** START DATASET RECORDS **

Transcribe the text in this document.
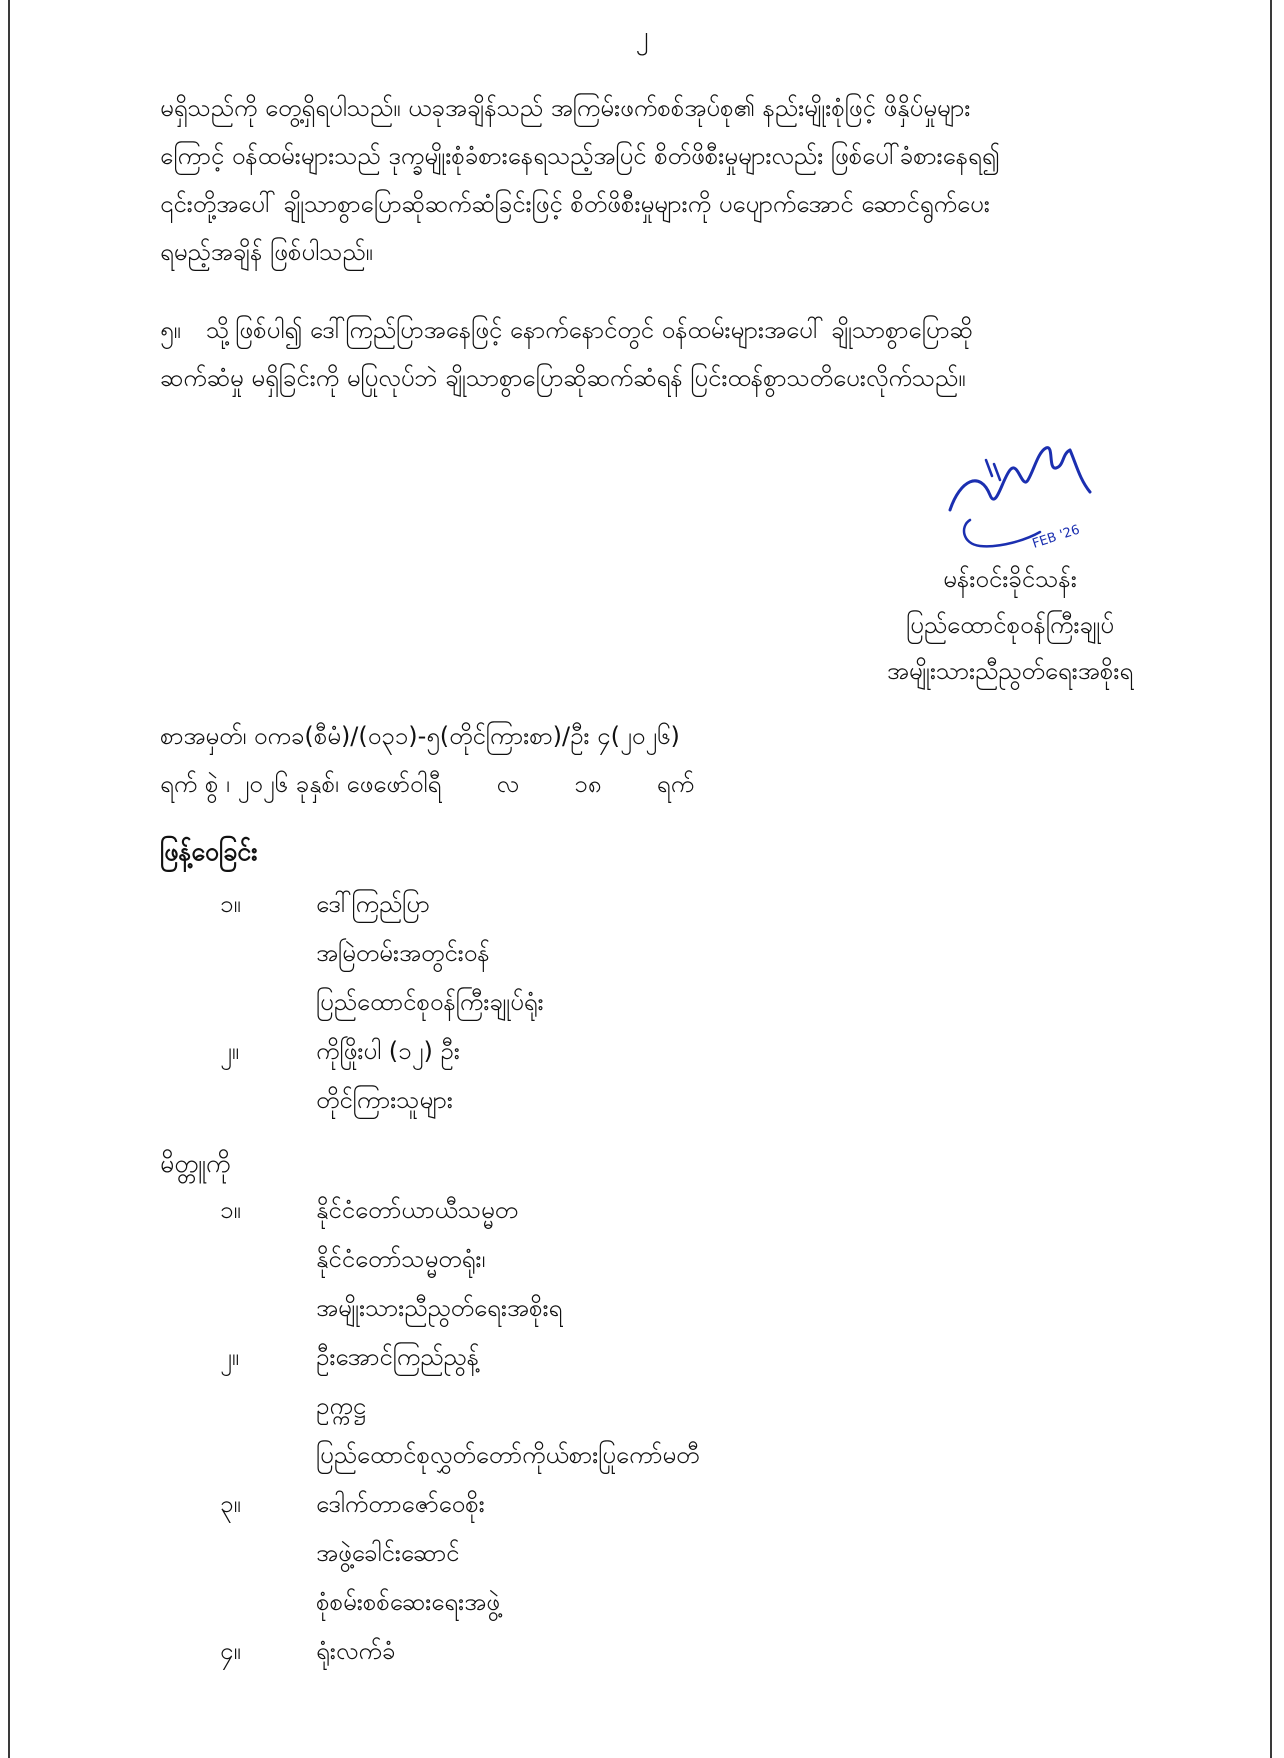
၂
မရှိသည်ကို တွေ့ရှိရပါသည်။ ယခုအချိန်သည် အကြမ်းဖက်စစ်အုပ်စု၏ နည်းမျိုးစုံဖြင့် ဖိနှိပ်မှုများ
ကြောင့် ဝန်ထမ်းများသည် ဒုက္ခမျိုးစုံခံစားနေရသည့်အပြင် စိတ်ဖိစီးမှုများလည်း ဖြစ်ပေါ်ခံစားနေရ၍
၎င်းတို့အပေါ် ချိုသာစွာပြောဆိုဆက်ဆံခြင်းဖြင့် စိတ်ဖိစီးမှုများကို ပပျောက်အောင် ဆောင်ရွက်ပေး
ရမည့်အချိန် ဖြစ်ပါသည်။
၅။ သို့ဖြစ်ပါ၍ ဒေါ်ကြည်ပြာအနေဖြင့် နောက်နောင်တွင် ဝန်ထမ်းများအပေါ် ချိုသာစွာပြောဆို
ဆက်ဆံမှု မရှိခြင်းကို မပြုလုပ်ဘဲ ချိုသာစွာပြောဆိုဆက်ဆံရန် ပြင်းထန်စွာသတိပေးလိုက်သည်။
FEB '26
မန်းဝင်းခိုင်သန်း
ပြည်ထောင်စုဝန်ကြီးချုပ်
အမျိုးသားညီညွတ်ရေးအစိုးရ
စာအမှတ်၊ ဝကခ(စီမံ)/(ဝ၃၁)-၅(တိုင်ကြားစာ)/ဦး ၄(၂ဝ၂၆)
ရက် စွဲ ၊ ၂ဝ၂၆ ခုနှစ်၊ ဖေဖော်ဝါရီ လ ၁၈ ရက်
ဖြန့်ဝေခြင်း
၁။	ဒေါ်ကြည်ပြာ
အမြဲတမ်းအတွင်းဝန်
ပြည်ထောင်စုဝန်ကြီးချုပ်ရုံး
၂။	ကိုဖြိုးပါ (၁၂) ဦး
တိုင်ကြားသူများ
မိတ္တူကို
၁။	နိုင်ငံတော်ယာယီသမ္မတ
နိုင်ငံတော်သမ္မတရုံး၊
အမျိုးသားညီညွတ်ရေးအစိုးရ
၂။	ဦးအောင်ကြည်ညွန့်
ဥက္ကဋ္ဌ
ပြည်ထောင်စုလွှတ်တော်ကိုယ်စားပြုကော်မတီ
၃။	ဒေါက်တာဇော်ဝေစိုး
အဖွဲ့ခေါင်းဆောင်
စုံစမ်းစစ်ဆေးရေးအဖွဲ့
၄။	ရုံးလက်ခံ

** END DATASET RECORDS **

**WHAT IS REQUIRED:**
Return each line from the material above exactly, but not the pictures.

**FINAL RESULT:**
Transcribe the text in this document.
၂
မရှိသည်ကို တွေ့ရှိရပါသည်။ ယခုအချိန်သည် အကြမ်းဖက်စစ်အုပ်စု၏ နည်းမျိုးစုံဖြင့် ဖိနှိပ်မှုများ
ကြောင့် ဝန်ထမ်းများသည် ဒုက္ခမျိုးစုံခံစားနေရသည့်အပြင် စိတ်ဖိစီးမှုများလည်း ဖြစ်ပေါ်ခံစားနေရ၍
၎င်းတို့အပေါ် ချိုသာစွာပြောဆိုဆက်ဆံခြင်းဖြင့် စိတ်ဖိစီးမှုများကို ပပျောက်အောင် ဆောင်ရွက်ပေး
ရမည့်အချိန် ဖြစ်ပါသည်။
၅။ သို့ဖြစ်ပါ၍ ဒေါ်ကြည်ပြာအနေဖြင့် နောက်နောင်တွင် ဝန်ထမ်းများအပေါ် ချိုသာစွာပြောဆို
ဆက်ဆံမှု မရှိခြင်းကို မပြုလုပ်ဘဲ ချိုသာစွာပြောဆိုဆက်ဆံရန် ပြင်းထန်စွာသတိပေးလိုက်သည်။
FEB '26
မန်းဝင်းခိုင်သန်း
ပြည်ထောင်စုဝန်ကြီးချုပ်
အမျိုးသားညီညွတ်ရေးအစိုးရ
စာအမှတ်၊ ဝကခ(စီမံ)/(ဝ၃၁)-၅(တိုင်ကြားစာ)/ဦး ၄(၂ဝ၂၆)
ရက် စွဲ ၊ ၂ဝ၂၆ ခုနှစ်၊ ဖေဖော်ဝါရီ လ ၁၈ ရက်
ဖြန့်ဝေခြင်း
၁။	ဒေါ်ကြည်ပြာ
အမြဲတမ်းအတွင်းဝန်
ပြည်ထောင်စုဝန်ကြီးချုပ်ရုံး
၂။	ကိုဖြိုးပါ (၁၂) ဦး
တိုင်ကြားသူများ
မိတ္တူကို
၁။	နိုင်ငံတော်ယာယီသမ္မတ
နိုင်ငံတော်သမ္မတရုံး၊
အမျိုးသားညီညွတ်ရေးအစိုးရ
၂။	ဦးအောင်ကြည်ညွန့်
ဥက္ကဋ္ဌ
ပြည်ထောင်စုလွှတ်တော်ကိုယ်စားပြုကော်မတီ
၃။	ဒေါက်တာဇော်ဝေစိုး
အဖွဲ့ခေါင်းဆောင်
စုံစမ်းစစ်ဆေးရေးအဖွဲ့
၄။	ရုံးလက်ခံ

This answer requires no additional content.